## Problem statement
Print the listing as it stands, omitting all images.

[Dataset records on visual material]
--*--

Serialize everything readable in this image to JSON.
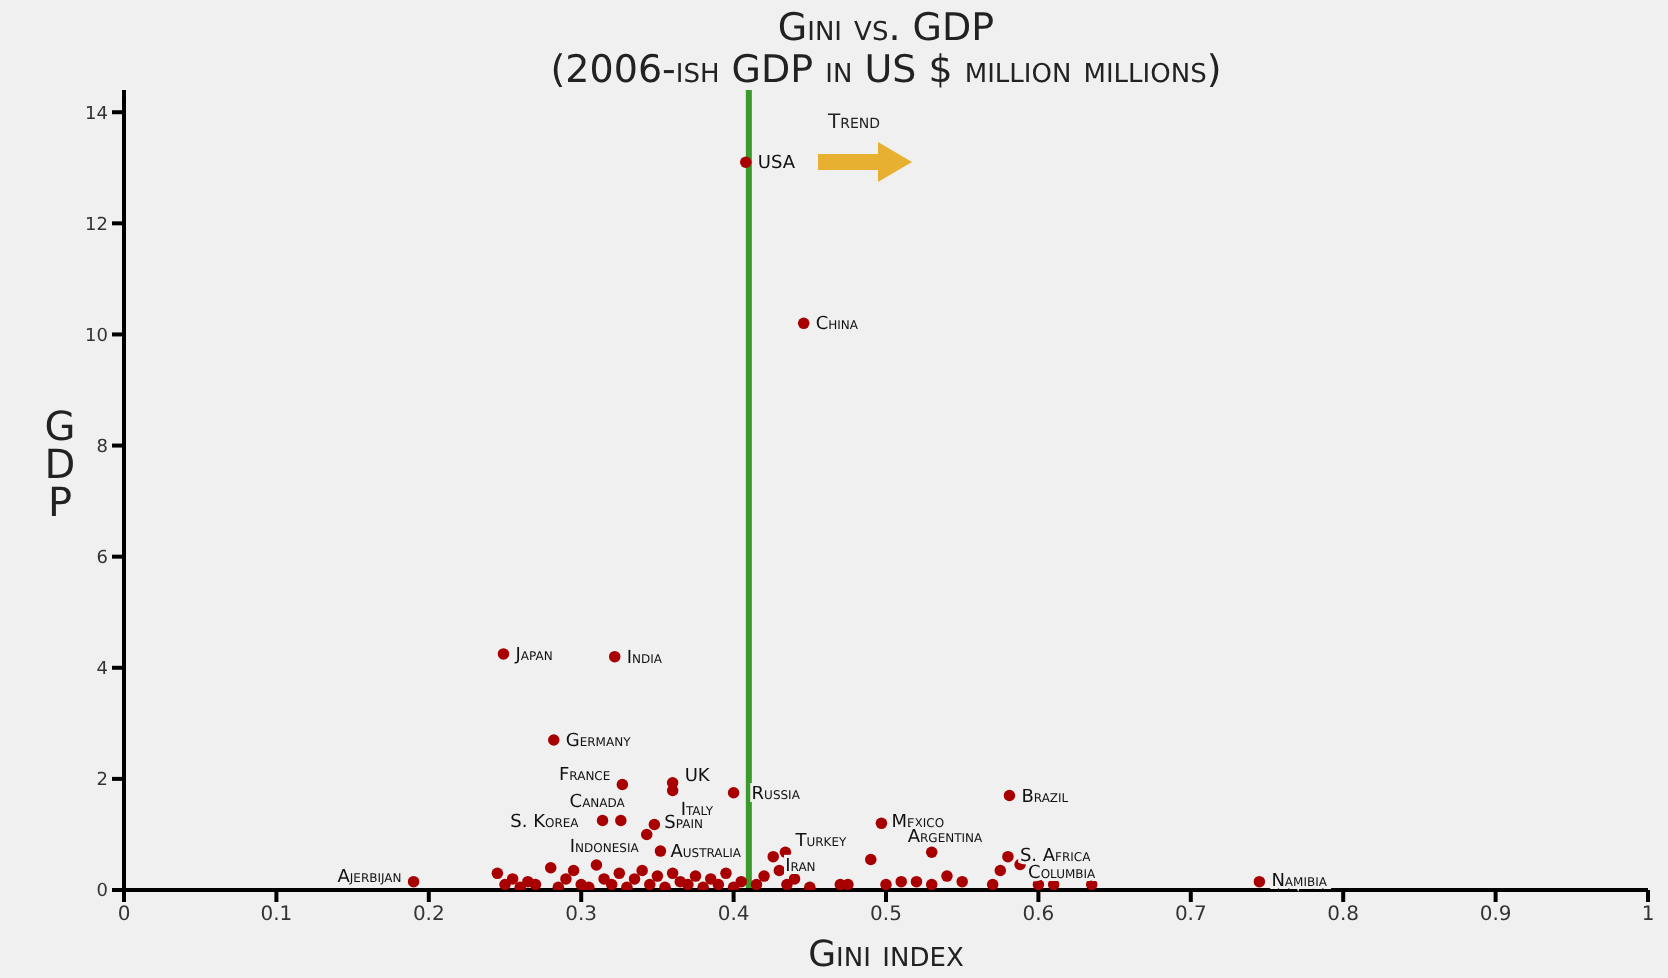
{
  "chart_data": {
    "type": "scatter",
    "title": "Gini vs. GDP",
    "subtitle": "(2006-ish GDP in US $ million millions)",
    "xlabel": "Gini index",
    "ylabel": "GDP",
    "xlim": [
      0,
      1
    ],
    "ylim": [
      0,
      14.4
    ],
    "xticks": [
      0,
      0.1,
      0.2,
      0.3,
      0.4,
      0.5,
      0.6,
      0.7,
      0.8,
      0.9,
      1
    ],
    "yticks": [
      0,
      2,
      4,
      6,
      8,
      10,
      12,
      14
    ],
    "marker": "circle",
    "series": [
      {
        "color": "#a80000",
        "x": [
          0.408,
          0.446,
          0.249,
          0.322,
          0.282,
          0.327,
          0.36,
          0.36,
          0.4,
          0.326,
          0.314,
          0.348,
          0.343,
          0.352,
          0.434,
          0.426,
          0.19,
          0.497,
          0.53,
          0.581,
          0.58,
          0.588,
          0.745,
          0.245,
          0.25,
          0.255,
          0.26,
          0.265,
          0.27,
          0.28,
          0.285,
          0.29,
          0.295,
          0.3,
          0.305,
          0.31,
          0.315,
          0.32,
          0.325,
          0.33,
          0.335,
          0.34,
          0.345,
          0.35,
          0.355,
          0.36,
          0.365,
          0.37,
          0.375,
          0.38,
          0.385,
          0.39,
          0.395,
          0.4,
          0.405,
          0.415,
          0.42,
          0.43,
          0.435,
          0.44,
          0.45,
          0.47,
          0.475,
          0.49,
          0.5,
          0.51,
          0.52,
          0.53,
          0.54,
          0.55,
          0.57,
          0.575,
          0.6,
          0.61,
          0.635
        ],
        "values": [
          13.1,
          10.2,
          4.25,
          4.2,
          2.7,
          1.9,
          1.93,
          1.79,
          1.75,
          1.25,
          1.25,
          1.18,
          1.0,
          0.7,
          0.68,
          0.6,
          0.15,
          1.2,
          0.68,
          1.7,
          0.6,
          0.46,
          0.15,
          0.3,
          0.1,
          0.2,
          0.05,
          0.15,
          0.1,
          0.4,
          0.05,
          0.2,
          0.35,
          0.1,
          0.05,
          0.45,
          0.2,
          0.1,
          0.3,
          0.05,
          0.2,
          0.35,
          0.1,
          0.25,
          0.05,
          0.3,
          0.15,
          0.1,
          0.25,
          0.05,
          0.2,
          0.1,
          0.3,
          0.05,
          0.15,
          0.1,
          0.25,
          0.35,
          0.1,
          0.2,
          0.05,
          0.1,
          0.1,
          0.55,
          0.1,
          0.15,
          0.15,
          0.1,
          0.25,
          0.15,
          0.1,
          0.35,
          0.1,
          0.1,
          0.1
        ]
      }
    ],
    "ref_lines": [
      {
        "axis": "x",
        "value": 0.41,
        "color": "#3a9a2a"
      }
    ],
    "annotations": [
      "Trend",
      {
        "text": "USA",
        "x": 0.408,
        "y": 13.1
      },
      {
        "text": "China",
        "x": 0.446,
        "y": 10.2
      },
      {
        "text": "Japan",
        "x": 0.249,
        "y": 4.25
      },
      {
        "text": "India",
        "x": 0.322,
        "y": 4.2
      },
      {
        "text": "Germany",
        "x": 0.282,
        "y": 2.7
      },
      {
        "text": "France",
        "x": 0.327,
        "y": 1.9
      },
      {
        "text": "UK",
        "x": 0.36,
        "y": 1.93
      },
      {
        "text": "Italy",
        "x": 0.36,
        "y": 1.79
      },
      {
        "text": "Russia",
        "x": 0.4,
        "y": 1.75
      },
      {
        "text": "Canada",
        "x": 0.326,
        "y": 1.25
      },
      {
        "text": "S. Korea",
        "x": 0.314,
        "y": 1.25
      },
      {
        "text": "Spain",
        "x": 0.348,
        "y": 1.18
      },
      {
        "text": "Indonesia",
        "x": 0.343,
        "y": 1.0
      },
      {
        "text": "Australia",
        "x": 0.352,
        "y": 0.7
      },
      {
        "text": "Turkey",
        "x": 0.434,
        "y": 0.68
      },
      {
        "text": "Iran",
        "x": 0.426,
        "y": 0.6
      },
      {
        "text": "Ajerbijan",
        "x": 0.19,
        "y": 0.15
      },
      {
        "text": "Mexico",
        "x": 0.497,
        "y": 1.2
      },
      {
        "text": "Argentina",
        "x": 0.53,
        "y": 0.68
      },
      {
        "text": "Brazil",
        "x": 0.581,
        "y": 1.7
      },
      {
        "text": "S. Africa",
        "x": 0.58,
        "y": 0.6
      },
      {
        "text": "Columbia",
        "x": 0.588,
        "y": 0.46
      },
      {
        "text": "Namibia",
        "x": 0.745,
        "y": 0.15
      }
    ]
  }
}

--*--

## Answer for this exercise
Serialize everything readable in this image to JSON.
{
  "chart_data": {
    "type": "scatter",
    "title": "Gini vs. GDP",
    "subtitle": "(2006-ish GDP in US $ million millions)",
    "xlabel": "Gini index",
    "ylabel": "GDP",
    "xlim": [
      0,
      1
    ],
    "ylim": [
      0,
      14.4
    ],
    "xticks": [
      0,
      0.1,
      0.2,
      0.3,
      0.4,
      0.5,
      0.6,
      0.7,
      0.8,
      0.9,
      1
    ],
    "yticks": [
      0,
      2,
      4,
      6,
      8,
      10,
      12,
      14
    ],
    "marker": "circle",
    "series": [
      {
        "color": "#a80000",
        "x": [
          0.408,
          0.446,
          0.249,
          0.322,
          0.282,
          0.327,
          0.36,
          0.36,
          0.4,
          0.326,
          0.314,
          0.348,
          0.343,
          0.352,
          0.434,
          0.426,
          0.19,
          0.497,
          0.53,
          0.581,
          0.58,
          0.588,
          0.745,
          0.245,
          0.25,
          0.255,
          0.26,
          0.265,
          0.27,
          0.28,
          0.285,
          0.29,
          0.295,
          0.3,
          0.305,
          0.31,
          0.315,
          0.32,
          0.325,
          0.33,
          0.335,
          0.34,
          0.345,
          0.35,
          0.355,
          0.36,
          0.365,
          0.37,
          0.375,
          0.38,
          0.385,
          0.39,
          0.395,
          0.4,
          0.405,
          0.415,
          0.42,
          0.43,
          0.435,
          0.44,
          0.45,
          0.47,
          0.475,
          0.49,
          0.5,
          0.51,
          0.52,
          0.53,
          0.54,
          0.55,
          0.57,
          0.575,
          0.6,
          0.61,
          0.635
        ],
        "values": [
          13.1,
          10.2,
          4.25,
          4.2,
          2.7,
          1.9,
          1.93,
          1.79,
          1.75,
          1.25,
          1.25,
          1.18,
          1.0,
          0.7,
          0.68,
          0.6,
          0.15,
          1.2,
          0.68,
          1.7,
          0.6,
          0.46,
          0.15,
          0.3,
          0.1,
          0.2,
          0.05,
          0.15,
          0.1,
          0.4,
          0.05,
          0.2,
          0.35,
          0.1,
          0.05,
          0.45,
          0.2,
          0.1,
          0.3,
          0.05,
          0.2,
          0.35,
          0.1,
          0.25,
          0.05,
          0.3,
          0.15,
          0.1,
          0.25,
          0.05,
          0.2,
          0.1,
          0.3,
          0.05,
          0.15,
          0.1,
          0.25,
          0.35,
          0.1,
          0.2,
          0.05,
          0.1,
          0.1,
          0.55,
          0.1,
          0.15,
          0.15,
          0.1,
          0.25,
          0.15,
          0.1,
          0.35,
          0.1,
          0.1,
          0.1
        ]
      }
    ],
    "ref_lines": [
      {
        "axis": "x",
        "value": 0.41,
        "color": "#3a9a2a"
      }
    ],
    "annotations": [
      "Trend",
      {
        "text": "USA",
        "x": 0.408,
        "y": 13.1
      },
      {
        "text": "China",
        "x": 0.446,
        "y": 10.2
      },
      {
        "text": "Japan",
        "x": 0.249,
        "y": 4.25
      },
      {
        "text": "India",
        "x": 0.322,
        "y": 4.2
      },
      {
        "text": "Germany",
        "x": 0.282,
        "y": 2.7
      },
      {
        "text": "France",
        "x": 0.327,
        "y": 1.9
      },
      {
        "text": "UK",
        "x": 0.36,
        "y": 1.93
      },
      {
        "text": "Italy",
        "x": 0.36,
        "y": 1.79
      },
      {
        "text": "Russia",
        "x": 0.4,
        "y": 1.75
      },
      {
        "text": "Canada",
        "x": 0.326,
        "y": 1.25
      },
      {
        "text": "S. Korea",
        "x": 0.314,
        "y": 1.25
      },
      {
        "text": "Spain",
        "x": 0.348,
        "y": 1.18
      },
      {
        "text": "Indonesia",
        "x": 0.343,
        "y": 1.0
      },
      {
        "text": "Australia",
        "x": 0.352,
        "y": 0.7
      },
      {
        "text": "Turkey",
        "x": 0.434,
        "y": 0.68
      },
      {
        "text": "Iran",
        "x": 0.426,
        "y": 0.6
      },
      {
        "text": "Ajerbijan",
        "x": 0.19,
        "y": 0.15
      },
      {
        "text": "Mexico",
        "x": 0.497,
        "y": 1.2
      },
      {
        "text": "Argentina",
        "x": 0.53,
        "y": 0.68
      },
      {
        "text": "Brazil",
        "x": 0.581,
        "y": 1.7
      },
      {
        "text": "S. Africa",
        "x": 0.58,
        "y": 0.6
      },
      {
        "text": "Columbia",
        "x": 0.588,
        "y": 0.46
      },
      {
        "text": "Namibia",
        "x": 0.745,
        "y": 0.15
      }
    ]
  }
}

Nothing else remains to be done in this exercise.